(Figure dataset records)
=-=-=-=-=
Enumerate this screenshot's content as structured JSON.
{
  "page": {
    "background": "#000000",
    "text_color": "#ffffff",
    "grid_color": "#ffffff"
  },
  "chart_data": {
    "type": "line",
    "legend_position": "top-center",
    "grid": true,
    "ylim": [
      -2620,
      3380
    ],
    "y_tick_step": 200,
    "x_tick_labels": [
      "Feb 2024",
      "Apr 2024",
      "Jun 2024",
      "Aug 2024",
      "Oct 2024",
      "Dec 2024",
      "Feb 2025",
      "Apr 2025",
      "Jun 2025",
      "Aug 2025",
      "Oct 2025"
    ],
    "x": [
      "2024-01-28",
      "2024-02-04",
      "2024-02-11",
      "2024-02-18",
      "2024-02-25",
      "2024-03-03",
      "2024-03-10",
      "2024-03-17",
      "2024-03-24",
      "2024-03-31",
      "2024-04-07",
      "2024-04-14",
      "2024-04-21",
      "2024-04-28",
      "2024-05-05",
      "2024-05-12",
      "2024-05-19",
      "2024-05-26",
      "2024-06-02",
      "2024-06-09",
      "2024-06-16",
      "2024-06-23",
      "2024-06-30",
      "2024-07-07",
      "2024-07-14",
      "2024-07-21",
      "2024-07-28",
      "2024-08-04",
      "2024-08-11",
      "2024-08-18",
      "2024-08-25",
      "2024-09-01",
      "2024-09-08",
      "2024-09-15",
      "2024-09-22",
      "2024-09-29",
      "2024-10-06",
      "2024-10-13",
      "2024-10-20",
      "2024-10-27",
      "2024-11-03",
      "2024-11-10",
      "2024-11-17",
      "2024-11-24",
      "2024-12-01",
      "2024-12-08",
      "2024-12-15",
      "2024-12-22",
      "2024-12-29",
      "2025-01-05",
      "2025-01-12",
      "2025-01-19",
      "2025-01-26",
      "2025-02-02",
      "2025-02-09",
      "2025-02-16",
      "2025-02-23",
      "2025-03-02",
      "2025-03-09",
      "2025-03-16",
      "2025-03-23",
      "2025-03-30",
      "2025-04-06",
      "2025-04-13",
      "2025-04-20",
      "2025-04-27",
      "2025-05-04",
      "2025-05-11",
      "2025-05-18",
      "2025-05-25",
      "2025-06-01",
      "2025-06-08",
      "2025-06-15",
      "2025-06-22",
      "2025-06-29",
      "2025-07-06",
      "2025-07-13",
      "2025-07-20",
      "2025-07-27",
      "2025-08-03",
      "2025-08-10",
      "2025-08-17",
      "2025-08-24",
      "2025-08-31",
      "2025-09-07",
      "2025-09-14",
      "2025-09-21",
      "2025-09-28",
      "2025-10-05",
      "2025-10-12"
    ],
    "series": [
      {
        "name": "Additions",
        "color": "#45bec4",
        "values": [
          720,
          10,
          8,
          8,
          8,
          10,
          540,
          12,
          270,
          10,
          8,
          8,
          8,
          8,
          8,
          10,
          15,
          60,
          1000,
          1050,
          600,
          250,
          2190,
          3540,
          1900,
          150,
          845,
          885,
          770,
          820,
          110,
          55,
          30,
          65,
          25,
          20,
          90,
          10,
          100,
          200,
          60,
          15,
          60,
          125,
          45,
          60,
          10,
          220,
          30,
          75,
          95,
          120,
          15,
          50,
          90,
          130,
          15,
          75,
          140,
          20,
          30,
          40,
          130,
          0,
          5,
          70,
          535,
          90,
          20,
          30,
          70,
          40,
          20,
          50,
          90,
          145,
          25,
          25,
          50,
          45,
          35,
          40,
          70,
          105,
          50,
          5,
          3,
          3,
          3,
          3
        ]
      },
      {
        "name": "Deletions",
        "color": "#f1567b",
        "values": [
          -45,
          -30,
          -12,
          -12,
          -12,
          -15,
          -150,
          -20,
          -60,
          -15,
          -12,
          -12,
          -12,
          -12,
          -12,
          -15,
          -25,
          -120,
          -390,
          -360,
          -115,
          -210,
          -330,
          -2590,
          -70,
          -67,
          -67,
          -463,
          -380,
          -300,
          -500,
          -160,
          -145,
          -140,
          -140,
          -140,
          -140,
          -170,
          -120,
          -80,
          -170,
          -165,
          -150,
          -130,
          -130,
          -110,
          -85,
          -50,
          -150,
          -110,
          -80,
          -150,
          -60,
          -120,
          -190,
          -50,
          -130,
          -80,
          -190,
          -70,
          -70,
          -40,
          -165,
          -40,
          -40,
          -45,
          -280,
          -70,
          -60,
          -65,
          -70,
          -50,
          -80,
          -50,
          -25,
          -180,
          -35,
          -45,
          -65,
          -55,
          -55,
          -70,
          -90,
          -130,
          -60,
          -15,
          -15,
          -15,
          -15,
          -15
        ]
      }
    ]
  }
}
=-=-=-=-=
§ **WHAT IS ASKED**
Return the entries above exactly, each one complete.

§ **WORKED SOLUTION**
Enumerate this screenshot's content as structured JSON.
{
  "page": {
    "background": "#000000",
    "text_color": "#ffffff",
    "grid_color": "#ffffff"
  },
  "chart_data": {
    "type": "line",
    "legend_position": "top-center",
    "grid": true,
    "ylim": [
      -2620,
      3380
    ],
    "y_tick_step": 200,
    "x_tick_labels": [
      "Feb 2024",
      "Apr 2024",
      "Jun 2024",
      "Aug 2024",
      "Oct 2024",
      "Dec 2024",
      "Feb 2025",
      "Apr 2025",
      "Jun 2025",
      "Aug 2025",
      "Oct 2025"
    ],
    "x": [
      "2024-01-28",
      "2024-02-04",
      "2024-02-11",
      "2024-02-18",
      "2024-02-25",
      "2024-03-03",
      "2024-03-10",
      "2024-03-17",
      "2024-03-24",
      "2024-03-31",
      "2024-04-07",
      "2024-04-14",
      "2024-04-21",
      "2024-04-28",
      "2024-05-05",
      "2024-05-12",
      "2024-05-19",
      "2024-05-26",
      "2024-06-02",
      "2024-06-09",
      "2024-06-16",
      "2024-06-23",
      "2024-06-30",
      "2024-07-07",
      "2024-07-14",
      "2024-07-21",
      "2024-07-28",
      "2024-08-04",
      "2024-08-11",
      "2024-08-18",
      "2024-08-25",
      "2024-09-01",
      "2024-09-08",
      "2024-09-15",
      "2024-09-22",
      "2024-09-29",
      "2024-10-06",
      "2024-10-13",
      "2024-10-20",
      "2024-10-27",
      "2024-11-03",
      "2024-11-10",
      "2024-11-17",
      "2024-11-24",
      "2024-12-01",
      "2024-12-08",
      "2024-12-15",
      "2024-12-22",
      "2024-12-29",
      "2025-01-05",
      "2025-01-12",
      "2025-01-19",
      "2025-01-26",
      "2025-02-02",
      "2025-02-09",
      "2025-02-16",
      "2025-02-23",
      "2025-03-02",
      "2025-03-09",
      "2025-03-16",
      "2025-03-23",
      "2025-03-30",
      "2025-04-06",
      "2025-04-13",
      "2025-04-20",
      "2025-04-27",
      "2025-05-04",
      "2025-05-11",
      "2025-05-18",
      "2025-05-25",
      "2025-06-01",
      "2025-06-08",
      "2025-06-15",
      "2025-06-22",
      "2025-06-29",
      "2025-07-06",
      "2025-07-13",
      "2025-07-20",
      "2025-07-27",
      "2025-08-03",
      "2025-08-10",
      "2025-08-17",
      "2025-08-24",
      "2025-08-31",
      "2025-09-07",
      "2025-09-14",
      "2025-09-21",
      "2025-09-28",
      "2025-10-05",
      "2025-10-12"
    ],
    "series": [
      {
        "name": "Additions",
        "color": "#45bec4",
        "values": [
          720,
          10,
          8,
          8,
          8,
          10,
          540,
          12,
          270,
          10,
          8,
          8,
          8,
          8,
          8,
          10,
          15,
          60,
          1000,
          1050,
          600,
          250,
          2190,
          3540,
          1900,
          150,
          845,
          885,
          770,
          820,
          110,
          55,
          30,
          65,
          25,
          20,
          90,
          10,
          100,
          200,
          60,
          15,
          60,
          125,
          45,
          60,
          10,
          220,
          30,
          75,
          95,
          120,
          15,
          50,
          90,
          130,
          15,
          75,
          140,
          20,
          30,
          40,
          130,
          0,
          5,
          70,
          535,
          90,
          20,
          30,
          70,
          40,
          20,
          50,
          90,
          145,
          25,
          25,
          50,
          45,
          35,
          40,
          70,
          105,
          50,
          5,
          3,
          3,
          3,
          3
        ]
      },
      {
        "name": "Deletions",
        "color": "#f1567b",
        "values": [
          -45,
          -30,
          -12,
          -12,
          -12,
          -15,
          -150,
          -20,
          -60,
          -15,
          -12,
          -12,
          -12,
          -12,
          -12,
          -15,
          -25,
          -120,
          -390,
          -360,
          -115,
          -210,
          -330,
          -2590,
          -70,
          -67,
          -67,
          -463,
          -380,
          -300,
          -500,
          -160,
          -145,
          -140,
          -140,
          -140,
          -140,
          -170,
          -120,
          -80,
          -170,
          -165,
          -150,
          -130,
          -130,
          -110,
          -85,
          -50,
          -150,
          -110,
          -80,
          -150,
          -60,
          -120,
          -190,
          -50,
          -130,
          -80,
          -190,
          -70,
          -70,
          -40,
          -165,
          -40,
          -40,
          -45,
          -280,
          -70,
          -60,
          -65,
          -70,
          -50,
          -80,
          -50,
          -25,
          -180,
          -35,
          -45,
          -65,
          -55,
          -55,
          -70,
          -90,
          -130,
          -60,
          -15,
          -15,
          -15,
          -15,
          -15
        ]
      }
    ]
  }
}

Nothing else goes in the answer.